Element and region listings

• • • • •

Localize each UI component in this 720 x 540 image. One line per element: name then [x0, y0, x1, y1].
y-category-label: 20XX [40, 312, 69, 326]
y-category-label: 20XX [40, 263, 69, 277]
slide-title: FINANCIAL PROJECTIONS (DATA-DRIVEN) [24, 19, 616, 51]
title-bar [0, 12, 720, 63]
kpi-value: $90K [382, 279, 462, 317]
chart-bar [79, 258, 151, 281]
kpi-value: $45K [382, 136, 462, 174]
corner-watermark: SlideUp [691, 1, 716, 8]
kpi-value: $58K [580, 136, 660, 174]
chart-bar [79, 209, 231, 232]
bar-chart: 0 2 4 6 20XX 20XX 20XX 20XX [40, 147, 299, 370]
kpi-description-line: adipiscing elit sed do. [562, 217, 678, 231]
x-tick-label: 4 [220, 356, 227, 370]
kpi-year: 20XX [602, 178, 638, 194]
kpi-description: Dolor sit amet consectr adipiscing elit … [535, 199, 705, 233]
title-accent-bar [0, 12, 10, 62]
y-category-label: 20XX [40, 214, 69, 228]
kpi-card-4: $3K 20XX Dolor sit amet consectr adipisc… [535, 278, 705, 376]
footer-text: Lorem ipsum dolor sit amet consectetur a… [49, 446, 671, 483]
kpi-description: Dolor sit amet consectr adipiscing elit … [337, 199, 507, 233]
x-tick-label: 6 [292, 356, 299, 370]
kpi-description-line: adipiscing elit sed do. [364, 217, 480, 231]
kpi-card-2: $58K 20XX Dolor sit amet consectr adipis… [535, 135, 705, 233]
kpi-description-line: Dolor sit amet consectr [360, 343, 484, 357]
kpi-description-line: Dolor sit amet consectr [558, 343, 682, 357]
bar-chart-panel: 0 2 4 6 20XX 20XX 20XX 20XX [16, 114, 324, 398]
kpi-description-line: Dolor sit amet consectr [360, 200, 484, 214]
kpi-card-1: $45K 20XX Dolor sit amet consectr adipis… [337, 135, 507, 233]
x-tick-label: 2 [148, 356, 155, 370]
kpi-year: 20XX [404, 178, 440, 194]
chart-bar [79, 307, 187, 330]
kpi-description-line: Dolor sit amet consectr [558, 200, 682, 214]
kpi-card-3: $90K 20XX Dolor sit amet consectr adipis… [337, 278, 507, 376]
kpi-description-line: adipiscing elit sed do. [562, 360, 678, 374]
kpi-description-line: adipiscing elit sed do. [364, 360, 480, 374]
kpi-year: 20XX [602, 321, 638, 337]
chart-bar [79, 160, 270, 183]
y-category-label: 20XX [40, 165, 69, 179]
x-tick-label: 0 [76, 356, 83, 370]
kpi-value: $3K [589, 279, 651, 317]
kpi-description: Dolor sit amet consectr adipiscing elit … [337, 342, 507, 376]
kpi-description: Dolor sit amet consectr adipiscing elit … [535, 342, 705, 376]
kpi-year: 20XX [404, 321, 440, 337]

• • • • •

Exercise:
Output the lines of these items again, unchanged, covering every item.

Exercise answer:
Localize each UI component in this 720 x 540 image. One line per element: name then [x0, y0, x1, y1].
y-category-label: 20XX [40, 312, 69, 326]
y-category-label: 20XX [40, 263, 69, 277]
slide-title: FINANCIAL PROJECTIONS (DATA-DRIVEN) [24, 19, 616, 51]
title-bar [0, 12, 720, 63]
kpi-value: $90K [382, 279, 462, 317]
chart-bar [79, 258, 151, 281]
kpi-value: $45K [382, 136, 462, 174]
corner-watermark: SlideUp [691, 1, 716, 8]
kpi-value: $58K [580, 136, 660, 174]
chart-bar [79, 209, 231, 232]
bar-chart: 0 2 4 6 20XX 20XX 20XX 20XX [40, 147, 299, 370]
kpi-description-line: adipiscing elit sed do. [562, 217, 678, 231]
x-tick-label: 4 [220, 356, 227, 370]
kpi-year: 20XX [602, 178, 638, 194]
kpi-description: Dolor sit amet consectr adipiscing elit … [535, 199, 705, 233]
title-accent-bar [0, 12, 10, 62]
y-category-label: 20XX [40, 214, 69, 228]
kpi-card-4: $3K 20XX Dolor sit amet consectr adipisc… [535, 278, 705, 376]
footer-text: Lorem ipsum dolor sit amet consectetur a… [49, 446, 671, 483]
kpi-description: Dolor sit amet consectr adipiscing elit … [337, 199, 507, 233]
x-tick-label: 6 [292, 356, 299, 370]
kpi-description-line: adipiscing elit sed do. [364, 217, 480, 231]
kpi-card-2: $58K 20XX Dolor sit amet consectr adipis… [535, 135, 705, 233]
kpi-description-line: Dolor sit amet consectr [360, 343, 484, 357]
kpi-description-line: Dolor sit amet consectr [558, 343, 682, 357]
bar-chart-panel: 0 2 4 6 20XX 20XX 20XX 20XX [16, 114, 324, 398]
kpi-description-line: Dolor sit amet consectr [360, 200, 484, 214]
kpi-card-1: $45K 20XX Dolor sit amet consectr adipis… [337, 135, 507, 233]
x-tick-label: 2 [148, 356, 155, 370]
kpi-year: 20XX [404, 178, 440, 194]
chart-bar [79, 307, 187, 330]
kpi-description-line: Dolor sit amet consectr [558, 200, 682, 214]
kpi-card-3: $90K 20XX Dolor sit amet consectr adipis… [337, 278, 507, 376]
kpi-description-line: adipiscing elit sed do. [562, 360, 678, 374]
kpi-description-line: adipiscing elit sed do. [364, 360, 480, 374]
kpi-year: 20XX [602, 321, 638, 337]
chart-bar [79, 160, 270, 183]
y-category-label: 20XX [40, 165, 69, 179]
x-tick-label: 0 [76, 356, 83, 370]
kpi-value: $3K [589, 279, 651, 317]
kpi-description: Dolor sit amet consectr adipiscing elit … [337, 342, 507, 376]
kpi-description: Dolor sit amet consectr adipiscing elit … [535, 342, 705, 376]
kpi-year: 20XX [404, 321, 440, 337]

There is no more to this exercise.